··· Data for the task ···

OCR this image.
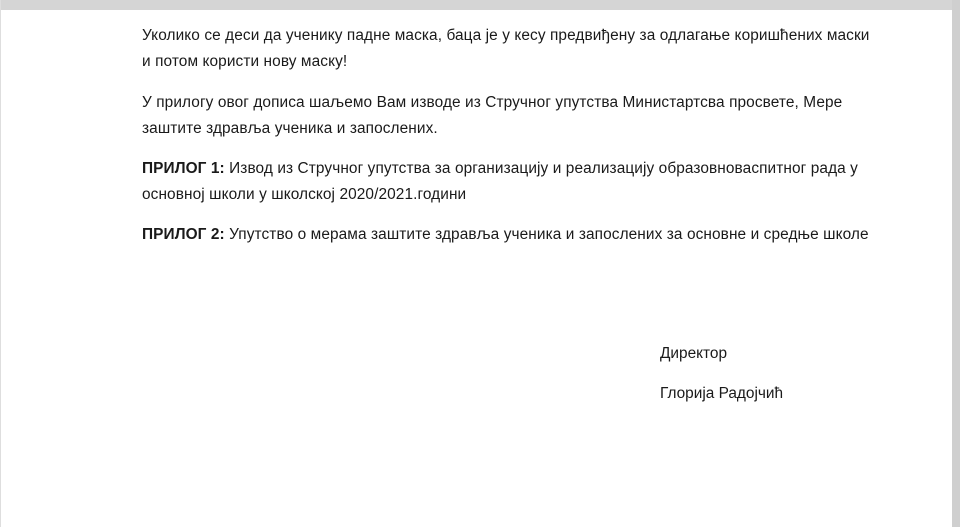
Уколико се деси да ученику падне маска, баца је у кесу предвиђену за одлагање коришћених маски и потом користи нову маску!

У прилогу овог дописа шаљемо Вам изводе из Стручног упутства Министартсва просвете, Мере заштите здравља ученика и запослених.

ПРИЛОГ 1: Извод из Стручног упутства за организацију и реализацију образовноваспитног рада у основној школи у школској 2020/2021.години

ПРИЛОГ 2: Упутство о мерама заштите здравља ученика и запослених за основне и средње школе

Директор

Глорија Радојчић
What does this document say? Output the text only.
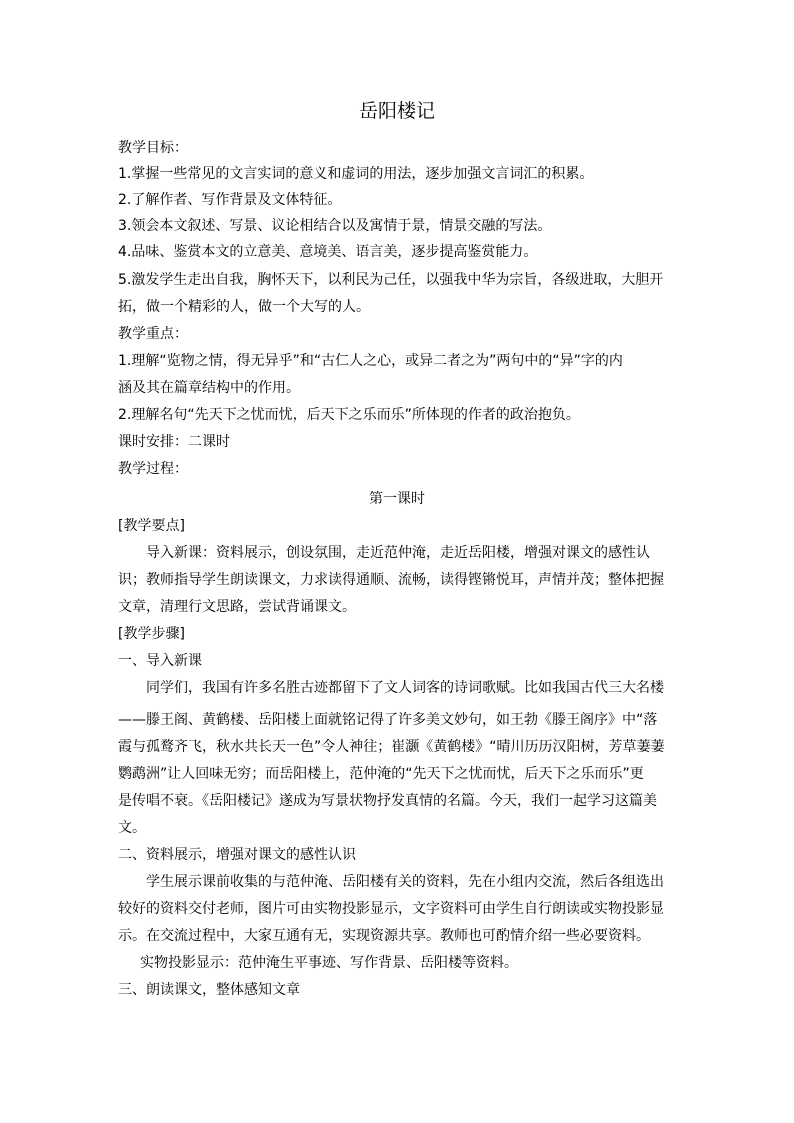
岳阳楼记
教学目标：
1.掌握一些常见的文言实词的意义和虚词的用法，逐步加强文言词汇的积累。
2.了解作者、写作背景及文体特征。
3.领会本文叙述、写景、议论相结合以及寓情于景，情景交融的写法。
4.品味、鉴赏本文的立意美、意境美、语言美，逐步提高鉴赏能力。
5.激发学生走出自我，胸怀天下，以利民为己任，以强我中华为宗旨，各级进取，大胆开
拓，做一个精彩的人，做一个大写的人。
教学重点：
1.理解“览物之情，得无异乎”和“古仁人之心，或异二者之为”两句中的“异”字的内
涵及其在篇章结构中的作用。
2.理解名句“先天下之忧而忧，后天下之乐而乐”所体现的作者的政治抱负。
课时安排：二课时
教学过程：
第一课时
[教学要点]
导入新课：资料展示，创设氛围，走近范仲淹，走近岳阳楼，增强对课文的感性认
识；教师指导学生朗读课文，力求读得通顺、流畅，读得铿锵悦耳，声情并茂；整体把握
文章，清理行文思路，尝试背诵课文。
[教学步骤]
一、导入新课
同学们，我国有许多名胜古迹都留下了文人词客的诗词歌赋。比如我国古代三大名楼
——滕王阁、黄鹤楼、岳阳楼上面就铭记得了许多美文妙句，如王勃《滕王阁序》中“落
霞与孤鹜齐飞，秋水共长天一色”令人神往；崔灏《黄鹤楼》“晴川历历汉阳树，芳草萋萋
鹦鹉洲”让人回味无穷；而岳阳楼上，范仲淹的“先天下之忧而忧，后天下之乐而乐”更
是传唱不衰。《岳阳楼记》遂成为写景状物抒发真情的名篇。今天，我们一起学习这篇美
文。
二、资料展示，增强对课文的感性认识
学生展示课前收集的与范仲淹、岳阳楼有关的资料，先在小组内交流，然后各组选出
较好的资料交付老师，图片可由实物投影显示，文字资料可由学生自行朗读或实物投影显
示。在交流过程中，大家互通有无，实现资源共享。教师也可酌情介绍一些必要资料。
实物投影显示：范仲淹生平事迹、写作背景、岳阳楼等资料。
三、朗读课文，整体感知文章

···

* **Set task**: In the entries above, count each line with "упутства"; reply with the total only.

* **Finished task**: 2